WHAT TO DO | Return each line containing "feed".
>>>>
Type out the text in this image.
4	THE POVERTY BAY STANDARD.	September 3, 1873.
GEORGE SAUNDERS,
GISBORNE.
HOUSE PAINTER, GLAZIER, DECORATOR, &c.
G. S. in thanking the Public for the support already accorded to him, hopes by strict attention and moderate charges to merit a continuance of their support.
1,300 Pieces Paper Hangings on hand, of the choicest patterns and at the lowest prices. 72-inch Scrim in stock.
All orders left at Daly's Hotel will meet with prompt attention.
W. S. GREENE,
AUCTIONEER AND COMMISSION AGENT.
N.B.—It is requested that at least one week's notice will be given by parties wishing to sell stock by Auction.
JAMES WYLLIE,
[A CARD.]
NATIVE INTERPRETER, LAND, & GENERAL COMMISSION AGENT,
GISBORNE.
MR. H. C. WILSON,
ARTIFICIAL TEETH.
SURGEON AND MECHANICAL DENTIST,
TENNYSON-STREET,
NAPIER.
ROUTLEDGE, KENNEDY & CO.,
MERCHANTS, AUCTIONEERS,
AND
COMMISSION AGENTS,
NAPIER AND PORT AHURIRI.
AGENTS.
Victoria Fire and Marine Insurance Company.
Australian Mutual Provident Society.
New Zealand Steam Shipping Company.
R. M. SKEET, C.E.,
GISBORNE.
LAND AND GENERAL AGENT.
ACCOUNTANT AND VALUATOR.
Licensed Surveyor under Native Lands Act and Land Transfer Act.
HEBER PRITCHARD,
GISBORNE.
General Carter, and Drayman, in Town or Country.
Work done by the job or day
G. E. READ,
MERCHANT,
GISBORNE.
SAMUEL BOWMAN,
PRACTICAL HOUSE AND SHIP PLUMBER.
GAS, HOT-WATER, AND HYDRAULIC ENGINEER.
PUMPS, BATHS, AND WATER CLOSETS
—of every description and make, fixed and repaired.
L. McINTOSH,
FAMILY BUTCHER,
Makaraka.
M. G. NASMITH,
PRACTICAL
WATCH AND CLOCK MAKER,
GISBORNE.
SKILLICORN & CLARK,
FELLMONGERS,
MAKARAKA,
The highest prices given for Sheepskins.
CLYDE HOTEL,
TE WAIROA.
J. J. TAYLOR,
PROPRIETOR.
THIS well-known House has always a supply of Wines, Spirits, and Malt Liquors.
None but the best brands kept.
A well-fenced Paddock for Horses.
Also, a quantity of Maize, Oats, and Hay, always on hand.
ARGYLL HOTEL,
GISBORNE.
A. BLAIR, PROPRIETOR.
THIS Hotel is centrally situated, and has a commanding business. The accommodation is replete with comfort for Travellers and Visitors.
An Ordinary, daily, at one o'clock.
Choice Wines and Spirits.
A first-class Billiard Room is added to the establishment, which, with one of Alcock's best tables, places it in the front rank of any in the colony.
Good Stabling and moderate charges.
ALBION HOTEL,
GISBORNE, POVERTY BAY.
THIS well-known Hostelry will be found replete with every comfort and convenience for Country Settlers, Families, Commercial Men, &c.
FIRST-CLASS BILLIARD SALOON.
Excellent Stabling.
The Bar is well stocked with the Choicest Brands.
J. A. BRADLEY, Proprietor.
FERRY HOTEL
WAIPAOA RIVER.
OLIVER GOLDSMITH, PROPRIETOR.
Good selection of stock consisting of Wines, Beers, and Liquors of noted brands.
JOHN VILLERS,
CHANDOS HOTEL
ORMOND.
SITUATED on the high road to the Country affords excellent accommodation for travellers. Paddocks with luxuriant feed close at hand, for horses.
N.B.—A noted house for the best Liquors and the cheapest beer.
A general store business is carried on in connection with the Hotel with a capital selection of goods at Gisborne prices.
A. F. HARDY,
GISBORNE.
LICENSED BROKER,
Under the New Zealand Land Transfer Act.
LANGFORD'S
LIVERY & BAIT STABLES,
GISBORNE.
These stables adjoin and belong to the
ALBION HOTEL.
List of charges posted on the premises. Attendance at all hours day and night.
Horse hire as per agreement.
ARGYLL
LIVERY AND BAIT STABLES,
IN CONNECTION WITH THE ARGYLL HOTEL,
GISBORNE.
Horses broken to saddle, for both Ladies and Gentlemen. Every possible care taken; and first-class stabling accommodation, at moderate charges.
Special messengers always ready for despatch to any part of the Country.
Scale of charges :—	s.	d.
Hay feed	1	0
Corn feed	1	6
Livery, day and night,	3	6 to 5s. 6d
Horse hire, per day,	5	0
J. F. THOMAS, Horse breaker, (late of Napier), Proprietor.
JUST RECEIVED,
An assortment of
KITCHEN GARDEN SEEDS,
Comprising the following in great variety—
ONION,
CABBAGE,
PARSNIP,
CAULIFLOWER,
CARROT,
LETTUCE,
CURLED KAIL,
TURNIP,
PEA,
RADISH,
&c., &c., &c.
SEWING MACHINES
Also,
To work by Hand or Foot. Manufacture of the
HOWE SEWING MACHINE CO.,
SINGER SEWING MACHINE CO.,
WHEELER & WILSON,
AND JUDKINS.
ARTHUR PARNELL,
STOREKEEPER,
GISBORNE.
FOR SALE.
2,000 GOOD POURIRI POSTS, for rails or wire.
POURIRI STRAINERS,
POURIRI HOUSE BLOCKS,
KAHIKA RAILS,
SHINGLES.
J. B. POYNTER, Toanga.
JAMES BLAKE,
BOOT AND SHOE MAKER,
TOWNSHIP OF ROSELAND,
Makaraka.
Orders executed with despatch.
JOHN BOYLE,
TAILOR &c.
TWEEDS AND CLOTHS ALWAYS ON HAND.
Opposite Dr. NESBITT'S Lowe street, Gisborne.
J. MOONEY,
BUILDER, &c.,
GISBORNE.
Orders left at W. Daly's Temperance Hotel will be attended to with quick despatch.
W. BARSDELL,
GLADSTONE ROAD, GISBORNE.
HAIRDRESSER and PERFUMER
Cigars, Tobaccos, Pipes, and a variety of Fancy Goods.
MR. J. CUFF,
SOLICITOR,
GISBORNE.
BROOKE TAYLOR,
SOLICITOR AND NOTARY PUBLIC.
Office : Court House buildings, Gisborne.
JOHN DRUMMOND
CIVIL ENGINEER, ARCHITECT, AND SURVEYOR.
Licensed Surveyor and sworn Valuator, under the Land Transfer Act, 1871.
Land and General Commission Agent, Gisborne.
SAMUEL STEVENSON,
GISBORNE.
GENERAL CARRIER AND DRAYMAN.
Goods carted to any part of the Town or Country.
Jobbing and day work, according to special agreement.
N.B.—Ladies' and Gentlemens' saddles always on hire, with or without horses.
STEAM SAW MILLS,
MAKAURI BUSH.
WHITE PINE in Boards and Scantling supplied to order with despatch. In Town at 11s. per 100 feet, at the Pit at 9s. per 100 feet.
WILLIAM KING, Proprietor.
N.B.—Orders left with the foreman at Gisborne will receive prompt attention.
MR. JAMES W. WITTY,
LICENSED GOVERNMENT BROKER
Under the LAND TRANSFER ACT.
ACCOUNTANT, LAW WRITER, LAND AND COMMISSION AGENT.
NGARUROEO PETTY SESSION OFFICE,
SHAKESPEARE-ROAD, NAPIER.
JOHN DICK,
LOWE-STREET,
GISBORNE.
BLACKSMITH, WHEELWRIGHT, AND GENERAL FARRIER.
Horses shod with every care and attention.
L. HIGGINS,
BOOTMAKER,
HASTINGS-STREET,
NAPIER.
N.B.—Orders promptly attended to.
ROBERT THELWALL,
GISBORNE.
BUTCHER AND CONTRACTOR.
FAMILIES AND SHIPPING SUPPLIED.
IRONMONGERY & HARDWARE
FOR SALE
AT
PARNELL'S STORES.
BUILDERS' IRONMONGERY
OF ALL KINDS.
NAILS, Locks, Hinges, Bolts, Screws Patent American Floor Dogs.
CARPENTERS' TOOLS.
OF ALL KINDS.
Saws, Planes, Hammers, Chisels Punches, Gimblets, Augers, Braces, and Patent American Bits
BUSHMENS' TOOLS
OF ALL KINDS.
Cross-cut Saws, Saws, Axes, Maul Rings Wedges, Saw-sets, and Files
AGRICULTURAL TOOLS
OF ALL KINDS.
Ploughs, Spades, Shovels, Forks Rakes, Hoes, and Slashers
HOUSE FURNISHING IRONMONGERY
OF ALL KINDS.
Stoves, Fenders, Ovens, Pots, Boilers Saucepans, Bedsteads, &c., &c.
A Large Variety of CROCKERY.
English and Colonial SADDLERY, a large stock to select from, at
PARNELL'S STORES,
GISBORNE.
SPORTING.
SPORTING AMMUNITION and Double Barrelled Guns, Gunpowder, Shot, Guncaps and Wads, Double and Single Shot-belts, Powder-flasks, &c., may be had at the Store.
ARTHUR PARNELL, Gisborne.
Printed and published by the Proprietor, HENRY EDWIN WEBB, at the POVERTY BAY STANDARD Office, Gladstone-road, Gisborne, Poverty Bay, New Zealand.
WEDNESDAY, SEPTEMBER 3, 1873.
<<<<
TASK SOLUTION |
SITUATED on the high road to the Country affords excellent accommodation for travellers. Paddocks with luxuriant feed close at hand, for horses.
Hay feed	1	0
Corn feed	1	6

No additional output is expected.